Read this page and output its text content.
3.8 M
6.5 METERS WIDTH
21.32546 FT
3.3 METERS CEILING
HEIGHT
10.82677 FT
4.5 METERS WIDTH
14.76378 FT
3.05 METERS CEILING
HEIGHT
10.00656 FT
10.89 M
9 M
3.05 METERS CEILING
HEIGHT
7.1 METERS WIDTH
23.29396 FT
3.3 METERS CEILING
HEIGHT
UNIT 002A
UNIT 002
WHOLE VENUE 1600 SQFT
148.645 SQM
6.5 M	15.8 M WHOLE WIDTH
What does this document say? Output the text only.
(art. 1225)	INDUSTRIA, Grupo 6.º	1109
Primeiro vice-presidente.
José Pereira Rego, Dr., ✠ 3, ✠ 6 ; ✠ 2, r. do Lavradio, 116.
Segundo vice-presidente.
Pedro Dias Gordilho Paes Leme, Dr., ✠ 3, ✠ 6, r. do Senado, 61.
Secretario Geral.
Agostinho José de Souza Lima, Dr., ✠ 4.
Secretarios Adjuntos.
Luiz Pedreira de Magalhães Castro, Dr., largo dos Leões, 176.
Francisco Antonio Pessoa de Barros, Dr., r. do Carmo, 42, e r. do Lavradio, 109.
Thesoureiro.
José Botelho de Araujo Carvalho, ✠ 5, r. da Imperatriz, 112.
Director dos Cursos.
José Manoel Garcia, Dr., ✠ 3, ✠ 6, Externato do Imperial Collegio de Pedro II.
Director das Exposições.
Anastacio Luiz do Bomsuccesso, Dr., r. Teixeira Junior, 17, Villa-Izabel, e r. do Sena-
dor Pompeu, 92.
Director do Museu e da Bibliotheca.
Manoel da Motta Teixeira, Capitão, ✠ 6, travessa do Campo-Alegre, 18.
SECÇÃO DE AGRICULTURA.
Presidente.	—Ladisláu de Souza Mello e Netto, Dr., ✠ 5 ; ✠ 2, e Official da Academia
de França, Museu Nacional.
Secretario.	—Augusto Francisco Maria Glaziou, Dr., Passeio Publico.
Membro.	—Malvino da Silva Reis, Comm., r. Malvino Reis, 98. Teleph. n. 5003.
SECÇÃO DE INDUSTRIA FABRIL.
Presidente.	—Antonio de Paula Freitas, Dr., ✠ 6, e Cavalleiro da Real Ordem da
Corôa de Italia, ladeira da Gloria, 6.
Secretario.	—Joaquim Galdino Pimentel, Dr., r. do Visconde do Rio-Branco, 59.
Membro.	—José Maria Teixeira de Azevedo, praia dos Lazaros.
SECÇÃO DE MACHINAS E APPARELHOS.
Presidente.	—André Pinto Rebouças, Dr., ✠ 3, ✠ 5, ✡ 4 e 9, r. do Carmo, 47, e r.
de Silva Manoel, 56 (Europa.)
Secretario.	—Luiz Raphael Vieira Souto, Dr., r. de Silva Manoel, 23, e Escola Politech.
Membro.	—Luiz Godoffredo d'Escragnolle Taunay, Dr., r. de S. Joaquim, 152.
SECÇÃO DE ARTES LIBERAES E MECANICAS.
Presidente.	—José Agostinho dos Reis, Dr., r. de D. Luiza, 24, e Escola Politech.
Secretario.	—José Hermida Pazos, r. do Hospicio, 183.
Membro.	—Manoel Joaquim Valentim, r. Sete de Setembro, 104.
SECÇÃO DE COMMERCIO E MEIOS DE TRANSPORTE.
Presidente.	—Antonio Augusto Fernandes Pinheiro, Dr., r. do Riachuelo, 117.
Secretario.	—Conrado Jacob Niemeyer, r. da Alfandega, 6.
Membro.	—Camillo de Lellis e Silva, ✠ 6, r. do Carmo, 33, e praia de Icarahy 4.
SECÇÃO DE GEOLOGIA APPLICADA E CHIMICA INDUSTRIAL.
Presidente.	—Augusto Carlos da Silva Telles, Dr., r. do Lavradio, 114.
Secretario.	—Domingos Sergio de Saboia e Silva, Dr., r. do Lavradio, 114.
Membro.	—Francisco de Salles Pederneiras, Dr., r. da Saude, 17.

_What you need to do_. Look for the word "Escola" in every line of the listing and copy the lines that have it.

_Expected output_.
Secretario.	—Luiz Raphael Vieira Souto, Dr., r. de Silva Manoel, 23, e Escola Politech.
Presidente.	—José Agostinho dos Reis, Dr., r. de D. Luiza, 24, e Escola Politech.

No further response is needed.